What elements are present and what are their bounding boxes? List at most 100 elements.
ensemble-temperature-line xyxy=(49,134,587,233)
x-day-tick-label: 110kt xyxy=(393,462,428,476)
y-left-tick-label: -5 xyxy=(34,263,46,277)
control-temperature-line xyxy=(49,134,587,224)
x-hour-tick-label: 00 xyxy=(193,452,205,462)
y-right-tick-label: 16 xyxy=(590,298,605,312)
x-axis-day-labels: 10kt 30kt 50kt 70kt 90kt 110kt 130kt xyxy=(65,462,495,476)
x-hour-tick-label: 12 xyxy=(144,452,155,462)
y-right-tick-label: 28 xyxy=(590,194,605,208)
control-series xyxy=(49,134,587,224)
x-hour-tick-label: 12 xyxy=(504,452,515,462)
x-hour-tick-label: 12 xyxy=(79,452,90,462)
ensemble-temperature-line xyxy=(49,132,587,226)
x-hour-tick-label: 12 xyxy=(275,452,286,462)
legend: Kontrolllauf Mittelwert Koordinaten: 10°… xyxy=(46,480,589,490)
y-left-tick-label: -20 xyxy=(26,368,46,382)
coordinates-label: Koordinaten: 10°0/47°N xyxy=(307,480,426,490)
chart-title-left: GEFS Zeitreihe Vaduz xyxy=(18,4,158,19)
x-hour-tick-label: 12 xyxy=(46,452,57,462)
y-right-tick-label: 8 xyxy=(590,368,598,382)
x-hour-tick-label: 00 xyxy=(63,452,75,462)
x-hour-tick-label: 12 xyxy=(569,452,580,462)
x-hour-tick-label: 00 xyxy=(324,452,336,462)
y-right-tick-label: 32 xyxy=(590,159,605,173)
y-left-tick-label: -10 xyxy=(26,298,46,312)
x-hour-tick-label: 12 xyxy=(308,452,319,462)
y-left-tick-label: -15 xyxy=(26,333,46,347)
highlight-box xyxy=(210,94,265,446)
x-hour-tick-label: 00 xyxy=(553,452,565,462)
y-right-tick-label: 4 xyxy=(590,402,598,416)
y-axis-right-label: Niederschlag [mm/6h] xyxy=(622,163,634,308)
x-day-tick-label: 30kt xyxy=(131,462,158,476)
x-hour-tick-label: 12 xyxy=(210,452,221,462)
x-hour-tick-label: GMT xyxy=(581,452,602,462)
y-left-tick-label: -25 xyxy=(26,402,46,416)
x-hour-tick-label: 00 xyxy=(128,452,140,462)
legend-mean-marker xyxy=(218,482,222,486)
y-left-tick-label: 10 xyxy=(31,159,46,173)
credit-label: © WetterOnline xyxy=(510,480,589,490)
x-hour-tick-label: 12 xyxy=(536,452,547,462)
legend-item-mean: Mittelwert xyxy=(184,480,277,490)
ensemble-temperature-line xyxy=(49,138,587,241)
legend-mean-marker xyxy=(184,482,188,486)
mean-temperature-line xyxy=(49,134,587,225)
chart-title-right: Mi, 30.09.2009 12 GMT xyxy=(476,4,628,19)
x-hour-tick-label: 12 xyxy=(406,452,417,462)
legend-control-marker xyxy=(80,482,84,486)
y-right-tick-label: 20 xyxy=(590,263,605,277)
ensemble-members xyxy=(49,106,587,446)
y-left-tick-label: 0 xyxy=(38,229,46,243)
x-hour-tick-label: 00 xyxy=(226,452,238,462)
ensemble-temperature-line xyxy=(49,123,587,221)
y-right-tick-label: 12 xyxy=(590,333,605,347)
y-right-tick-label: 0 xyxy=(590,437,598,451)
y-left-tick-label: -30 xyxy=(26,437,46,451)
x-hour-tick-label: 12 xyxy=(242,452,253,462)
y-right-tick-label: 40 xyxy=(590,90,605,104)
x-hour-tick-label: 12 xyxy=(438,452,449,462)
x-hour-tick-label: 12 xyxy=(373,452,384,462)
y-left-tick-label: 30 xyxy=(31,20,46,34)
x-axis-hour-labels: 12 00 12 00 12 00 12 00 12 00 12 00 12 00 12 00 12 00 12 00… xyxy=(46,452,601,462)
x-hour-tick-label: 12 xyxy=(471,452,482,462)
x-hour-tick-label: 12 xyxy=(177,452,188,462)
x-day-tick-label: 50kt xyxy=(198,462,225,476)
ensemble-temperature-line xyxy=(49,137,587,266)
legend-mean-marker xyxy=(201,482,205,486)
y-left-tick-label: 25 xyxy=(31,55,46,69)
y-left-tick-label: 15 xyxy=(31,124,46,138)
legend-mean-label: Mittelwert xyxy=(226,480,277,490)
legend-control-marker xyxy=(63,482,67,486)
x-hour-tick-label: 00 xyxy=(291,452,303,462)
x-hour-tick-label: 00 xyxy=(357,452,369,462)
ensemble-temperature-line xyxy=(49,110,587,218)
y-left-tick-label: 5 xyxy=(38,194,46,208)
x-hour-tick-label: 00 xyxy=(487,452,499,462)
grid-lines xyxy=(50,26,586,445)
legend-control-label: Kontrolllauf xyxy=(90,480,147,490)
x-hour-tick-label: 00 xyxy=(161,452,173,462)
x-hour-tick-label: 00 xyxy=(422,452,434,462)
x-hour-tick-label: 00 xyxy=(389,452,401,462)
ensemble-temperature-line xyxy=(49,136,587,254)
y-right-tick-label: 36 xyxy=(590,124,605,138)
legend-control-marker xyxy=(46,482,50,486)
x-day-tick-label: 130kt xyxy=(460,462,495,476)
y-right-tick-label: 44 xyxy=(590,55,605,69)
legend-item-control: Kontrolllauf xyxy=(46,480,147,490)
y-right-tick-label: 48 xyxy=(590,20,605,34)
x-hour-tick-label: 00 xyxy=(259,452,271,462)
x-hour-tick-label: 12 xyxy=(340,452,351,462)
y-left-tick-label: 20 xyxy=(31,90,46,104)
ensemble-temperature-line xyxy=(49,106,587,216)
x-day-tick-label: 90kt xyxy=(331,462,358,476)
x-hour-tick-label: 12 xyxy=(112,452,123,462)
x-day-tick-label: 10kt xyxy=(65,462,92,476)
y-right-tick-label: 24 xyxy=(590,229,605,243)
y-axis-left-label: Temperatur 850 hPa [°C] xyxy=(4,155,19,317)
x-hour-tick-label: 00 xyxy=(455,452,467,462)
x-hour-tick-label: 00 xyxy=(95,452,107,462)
==*==
> _Suas instruções_:
Você pode converter as linhas de todos os itens acima em uma tabela Markdown com as colunas "Número" e "Linha", com o número de cada linha na primeira e a própria linha na segunda, sem incluir as linhas em branco?

> _Resposta da tarefa_:
| Número | Linha |
|---|---|
| 1 | What elements are present and what are their bounding boxes? List at most 100 elements. |
| 2 | ensemble-temperature-line xyxy=(49,134,587,233) |
| 3 | x-day-tick-label: 110kt xyxy=(393,462,428,476) |
| 4 | y-left-tick-label: -5 xyxy=(34,263,46,277) |
| 5 | control-temperature-line xyxy=(49,134,587,224) |
| 6 | x-hour-tick-label: 00 xyxy=(193,452,205,462) |
| 7 | y-right-tick-label: 16 xyxy=(590,298,605,312) |
| 8 | x-axis-day-labels: 10kt 30kt 50kt 70kt 90kt 110kt 130kt xyxy=(65,462,495,476) |
| 9 | x-hour-tick-label: 12 xyxy=(144,452,155,462) |
| 10 | y-right-tick-label: 28 xyxy=(590,194,605,208) |
| 11 | control-series xyxy=(49,134,587,224) |
| 12 | x-hour-tick-label: 12 xyxy=(504,452,515,462) |
| 13 | x-hour-tick-label: 12 xyxy=(79,452,90,462) |
| 14 | ensemble-temperature-line xyxy=(49,132,587,226) |
| 15 | x-hour-tick-label: 12 xyxy=(275,452,286,462) |
| 16 | legend: Kontrolllauf Mittelwert Koordinaten: 10°… xyxy=(46,480,589,490) |
| 17 | y-left-tick-label: -20 xyxy=(26,368,46,382) |
| 18 | coordinates-label: Koordinaten: 10°0/47°N xyxy=(307,480,426,490) |
| 19 | chart-title-left: GEFS Zeitreihe Vaduz xyxy=(18,4,158,19) |
| 20 | x-hour-tick-label: 12 xyxy=(46,452,57,462) |
| 21 | y-right-tick-label: 8 xyxy=(590,368,598,382) |
| 22 | x-hour-tick-label: 00 xyxy=(63,452,75,462) |
| 23 | x-hour-tick-label: 12 xyxy=(569,452,580,462) |
| 24 | x-hour-tick-label: 00 xyxy=(324,452,336,462) |
| 25 | y-right-tick-label: 32 xyxy=(590,159,605,173) |
| 26 | y-left-tick-label: -10 xyxy=(26,298,46,312) |
| 27 | x-hour-tick-label: 12 xyxy=(308,452,319,462) |
| 28 | y-left-tick-label: -15 xyxy=(26,333,46,347) |
| 29 | highlight-box xyxy=(210,94,265,446) |
| 30 | x-hour-tick-label: 00 xyxy=(553,452,565,462) |
| 31 | y-right-tick-label: 4 xyxy=(590,402,598,416) |
| 32 | y-axis-right-label: Niederschlag [mm/6h] xyxy=(622,163,634,308) |
| 33 | x-day-tick-label: 30kt xyxy=(131,462,158,476) |
| 34 | x-hour-tick-label: 12 xyxy=(210,452,221,462) |
| 35 | x-hour-tick-label: GMT xyxy=(581,452,602,462) |
| 36 | y-left-tick-label: -25 xyxy=(26,402,46,416) |
| 37 | x-hour-tick-label: 00 xyxy=(128,452,140,462) |
| 38 | legend-mean-marker xyxy=(218,482,222,486) |
| 39 | y-left-tick-label: 10 xyxy=(31,159,46,173) |
| 40 | credit-label: © WetterOnline xyxy=(510,480,589,490) |
| 41 | x-hour-tick-label: 12 xyxy=(536,452,547,462) |
| 42 | legend-item-mean: Mittelwert xyxy=(184,480,277,490) |
| 43 | ensemble-temperature-line xyxy=(49,138,587,241) |
| 44 | legend-mean-marker xyxy=(184,482,188,486) |
| 45 | mean-temperature-line xyxy=(49,134,587,225) |
| 46 | chart-title-right: Mi, 30.09.2009 12 GMT xyxy=(476,4,628,19) |
| 47 | x-hour-tick-label: 12 xyxy=(406,452,417,462) |
| 48 | legend-control-marker xyxy=(80,482,84,486) |
| 49 | y-right-tick-label: 20 xyxy=(590,263,605,277) |
| 50 | ensemble-members xyxy=(49,106,587,446) |
| 51 | y-left-tick-label: 0 xyxy=(38,229,46,243) |
| 52 | x-hour-tick-label: 00 xyxy=(226,452,238,462) |
| 53 | ensemble-temperature-line xyxy=(49,123,587,221) |
| 54 | y-right-tick-label: 12 xyxy=(590,333,605,347) |
| 55 | y-right-tick-label: 0 xyxy=(590,437,598,451) |
| 56 | y-left-tick-label: -30 xyxy=(26,437,46,451) |
| 57 | x-hour-tick-label: 12 xyxy=(242,452,253,462) |
| 58 | y-right-tick-label: 40 xyxy=(590,90,605,104) |
| 59 | x-hour-tick-label: 12 xyxy=(438,452,449,462) |
| 60 | x-hour-tick-label: 12 xyxy=(373,452,384,462) |
| 61 | y-left-tick-label: 30 xyxy=(31,20,46,34) |
| 62 | x-axis-hour-labels: 12 00 12 00 12 00 12 00 12 00 12 00 12 00 12 00 12 00 12 00… xyxy=(46,452,601,462) |
| 63 | x-hour-tick-label: 12 xyxy=(471,452,482,462) |
| 64 | x-hour-tick-label: 12 xyxy=(177,452,188,462) |
| 65 | x-day-tick-label: 50kt xyxy=(198,462,225,476) |
| 66 | ensemble-temperature-line xyxy=(49,137,587,266) |
| 67 | legend-mean-marker xyxy=(201,482,205,486) |
| 68 | y-left-tick-label: 25 xyxy=(31,55,46,69) |
| 69 | y-left-tick-label: 15 xyxy=(31,124,46,138) |
| 70 | legend-mean-label: Mittelwert xyxy=(226,480,277,490) |
| 71 | legend-control-marker xyxy=(63,482,67,486) |
| 72 | x-hour-tick-label: 00 xyxy=(291,452,303,462) |
| 73 | x-hour-tick-label: 00 xyxy=(357,452,369,462) |
| 74 | ensemble-temperature-line xyxy=(49,110,587,218) |
| 75 | y-left-tick-label: 5 xyxy=(38,194,46,208) |
| 76 | x-hour-tick-label: 00 xyxy=(487,452,499,462) |
| 77 | grid-lines xyxy=(50,26,586,445) |
| 78 | legend-control-label: Kontrolllauf xyxy=(90,480,147,490) |
| 79 | x-hour-tick-label: 00 xyxy=(161,452,173,462) |
| 80 | x-hour-tick-label: 00 xyxy=(422,452,434,462) |
| 81 | x-hour-tick-label: 00 xyxy=(389,452,401,462) |
| 82 | ensemble-temperature-line xyxy=(49,136,587,254) |
| 83 | y-right-tick-label: 36 xyxy=(590,124,605,138) |
| 84 | legend-control-marker xyxy=(46,482,50,486) |
| 85 | x-day-tick-label: 130kt xyxy=(460,462,495,476) |
| 86 | y-right-tick-label: 44 xyxy=(590,55,605,69) |
| 87 | legend-item-control: Kontrolllauf xyxy=(46,480,147,490) |
| 88 | y-right-tick-label: 48 xyxy=(590,20,605,34) |
| 89 | x-hour-tick-label: 00 xyxy=(259,452,271,462) |
| 90 | x-hour-tick-label: 12 xyxy=(340,452,351,462) |
| 91 | y-left-tick-label: 20 xyxy=(31,90,46,104) |
| 92 | ensemble-temperature-line xyxy=(49,106,587,216) |
| 93 | x-day-tick-label: 90kt xyxy=(331,462,358,476) |
| 94 | x-hour-tick-label: 12 xyxy=(112,452,123,462) |
| 95 | x-day-tick-label: 10kt xyxy=(65,462,92,476) |
| 96 | y-right-tick-label: 24 xyxy=(590,229,605,243) |
| 97 | y-axis-left-label: Temperatur 850 hPa [°C] xyxy=(4,155,19,317) |
| 98 | x-hour-tick-label: 00 xyxy=(455,452,467,462) |
| 99 | x-hour-tick-label: 00 xyxy=(95,452,107,462) |